# Record set
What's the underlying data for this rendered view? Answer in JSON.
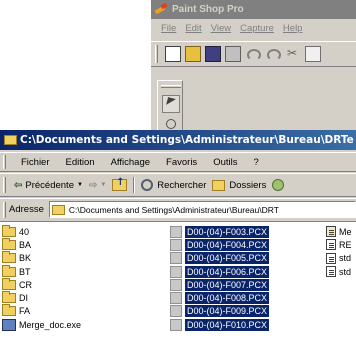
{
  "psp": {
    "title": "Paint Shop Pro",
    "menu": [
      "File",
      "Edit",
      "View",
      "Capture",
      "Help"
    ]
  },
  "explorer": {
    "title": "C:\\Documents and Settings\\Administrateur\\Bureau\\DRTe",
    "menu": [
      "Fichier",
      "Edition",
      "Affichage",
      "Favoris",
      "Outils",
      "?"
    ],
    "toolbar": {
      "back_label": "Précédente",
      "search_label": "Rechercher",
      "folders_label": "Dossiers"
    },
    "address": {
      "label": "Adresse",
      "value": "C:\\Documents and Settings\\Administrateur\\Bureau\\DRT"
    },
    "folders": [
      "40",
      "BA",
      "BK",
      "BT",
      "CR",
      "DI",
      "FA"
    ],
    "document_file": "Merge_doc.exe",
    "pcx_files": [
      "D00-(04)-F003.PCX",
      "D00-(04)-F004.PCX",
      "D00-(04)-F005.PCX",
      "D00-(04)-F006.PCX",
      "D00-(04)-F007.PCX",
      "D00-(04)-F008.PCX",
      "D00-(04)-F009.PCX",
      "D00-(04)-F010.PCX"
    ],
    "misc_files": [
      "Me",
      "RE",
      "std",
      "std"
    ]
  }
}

# Task to carry out
Every record must be copied exactly, with the pictures left out.

# Solution to the problem
What's the underlying data for this rendered view? Answer in JSON.
{
  "psp": {
    "title": "Paint Shop Pro",
    "menu": [
      "File",
      "Edit",
      "View",
      "Capture",
      "Help"
    ]
  },
  "explorer": {
    "title": "C:\\Documents and Settings\\Administrateur\\Bureau\\DRTe",
    "menu": [
      "Fichier",
      "Edition",
      "Affichage",
      "Favoris",
      "Outils",
      "?"
    ],
    "toolbar": {
      "back_label": "Précédente",
      "search_label": "Rechercher",
      "folders_label": "Dossiers"
    },
    "address": {
      "label": "Adresse",
      "value": "C:\\Documents and Settings\\Administrateur\\Bureau\\DRT"
    },
    "folders": [
      "40",
      "BA",
      "BK",
      "BT",
      "CR",
      "DI",
      "FA"
    ],
    "document_file": "Merge_doc.exe",
    "pcx_files": [
      "D00-(04)-F003.PCX",
      "D00-(04)-F004.PCX",
      "D00-(04)-F005.PCX",
      "D00-(04)-F006.PCX",
      "D00-(04)-F007.PCX",
      "D00-(04)-F008.PCX",
      "D00-(04)-F009.PCX",
      "D00-(04)-F010.PCX"
    ],
    "misc_files": [
      "Me",
      "RE",
      "std",
      "std"
    ]
  }
}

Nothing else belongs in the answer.